* **GIVEN INSTRUCTION**
Extract the data exactly, missing nothing.

— Begin RAW RECORDS —

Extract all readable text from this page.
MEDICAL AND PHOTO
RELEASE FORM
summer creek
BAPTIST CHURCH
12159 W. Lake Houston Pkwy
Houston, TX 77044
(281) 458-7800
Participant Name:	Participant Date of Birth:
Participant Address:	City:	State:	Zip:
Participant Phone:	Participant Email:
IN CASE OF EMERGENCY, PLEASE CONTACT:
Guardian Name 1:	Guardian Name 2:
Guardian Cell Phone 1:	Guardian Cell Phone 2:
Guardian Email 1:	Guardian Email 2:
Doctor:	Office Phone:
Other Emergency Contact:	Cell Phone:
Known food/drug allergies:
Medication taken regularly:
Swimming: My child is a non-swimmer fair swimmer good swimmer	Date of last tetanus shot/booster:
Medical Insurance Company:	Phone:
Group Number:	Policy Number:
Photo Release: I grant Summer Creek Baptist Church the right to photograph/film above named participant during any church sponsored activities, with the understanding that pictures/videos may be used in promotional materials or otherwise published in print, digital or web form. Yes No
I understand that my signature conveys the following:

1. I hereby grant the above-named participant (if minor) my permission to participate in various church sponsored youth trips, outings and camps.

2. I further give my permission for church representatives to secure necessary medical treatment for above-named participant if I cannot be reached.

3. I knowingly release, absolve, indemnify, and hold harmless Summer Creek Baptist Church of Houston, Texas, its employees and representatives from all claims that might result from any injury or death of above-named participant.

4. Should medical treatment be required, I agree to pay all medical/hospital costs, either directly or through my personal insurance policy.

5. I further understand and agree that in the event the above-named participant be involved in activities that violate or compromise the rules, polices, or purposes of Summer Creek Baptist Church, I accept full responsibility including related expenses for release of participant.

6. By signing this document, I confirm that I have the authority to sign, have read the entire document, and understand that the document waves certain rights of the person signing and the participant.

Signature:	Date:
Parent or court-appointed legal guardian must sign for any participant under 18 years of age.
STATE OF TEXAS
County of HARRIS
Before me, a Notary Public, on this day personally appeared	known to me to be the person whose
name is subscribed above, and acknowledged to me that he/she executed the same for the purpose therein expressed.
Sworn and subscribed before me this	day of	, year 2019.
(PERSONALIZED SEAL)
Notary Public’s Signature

— End RAW RECORDS —

* **WORKED ANSWER**
Extract all readable text from this page.
MEDICAL AND PHOTO
RELEASE FORM
summer creek
BAPTIST CHURCH
12159 W. Lake Houston Pkwy
Houston, TX 77044
(281) 458-7800
Participant Name:	Participant Date of Birth:
Participant Address:	City:	State:	Zip:
Participant Phone:	Participant Email:
IN CASE OF EMERGENCY, PLEASE CONTACT:
Guardian Name 1:	Guardian Name 2:
Guardian Cell Phone 1:	Guardian Cell Phone 2:
Guardian Email 1:	Guardian Email 2:
Doctor:	Office Phone:
Other Emergency Contact:	Cell Phone:
Known food/drug allergies:
Medication taken regularly:
Swimming: My child is a non-swimmer fair swimmer good swimmer	Date of last tetanus shot/booster:
Medical Insurance Company:	Phone:
Group Number:	Policy Number:
Photo Release: I grant Summer Creek Baptist Church the right to photograph/film above named participant during any church sponsored activities, with the understanding that pictures/videos may be used in promotional materials or otherwise published in print, digital or web form. Yes No
I understand that my signature conveys the following:

1. I hereby grant the above-named participant (if minor) my permission to participate in various church sponsored youth trips, outings and camps.

2. I further give my permission for church representatives to secure necessary medical treatment for above-named participant if I cannot be reached.

3. I knowingly release, absolve, indemnify, and hold harmless Summer Creek Baptist Church of Houston, Texas, its employees and representatives from all claims that might result from any injury or death of above-named participant.

4. Should medical treatment be required, I agree to pay all medical/hospital costs, either directly or through my personal insurance policy.

5. I further understand and agree that in the event the above-named participant be involved in activities that violate or compromise the rules, polices, or purposes of Summer Creek Baptist Church, I accept full responsibility including related expenses for release of participant.

6. By signing this document, I confirm that I have the authority to sign, have read the entire document, and understand that the document waves certain rights of the person signing and the participant.

Signature:	Date:
Parent or court-appointed legal guardian must sign for any participant under 18 years of age.
STATE OF TEXAS
County of HARRIS
Before me, a Notary Public, on this day personally appeared	known to me to be the person whose
name is subscribed above, and acknowledged to me that he/she executed the same for the purpose therein expressed.
Sworn and subscribed before me this	day of	, year 2019.
(PERSONALIZED SEAL)
Notary Public’s Signature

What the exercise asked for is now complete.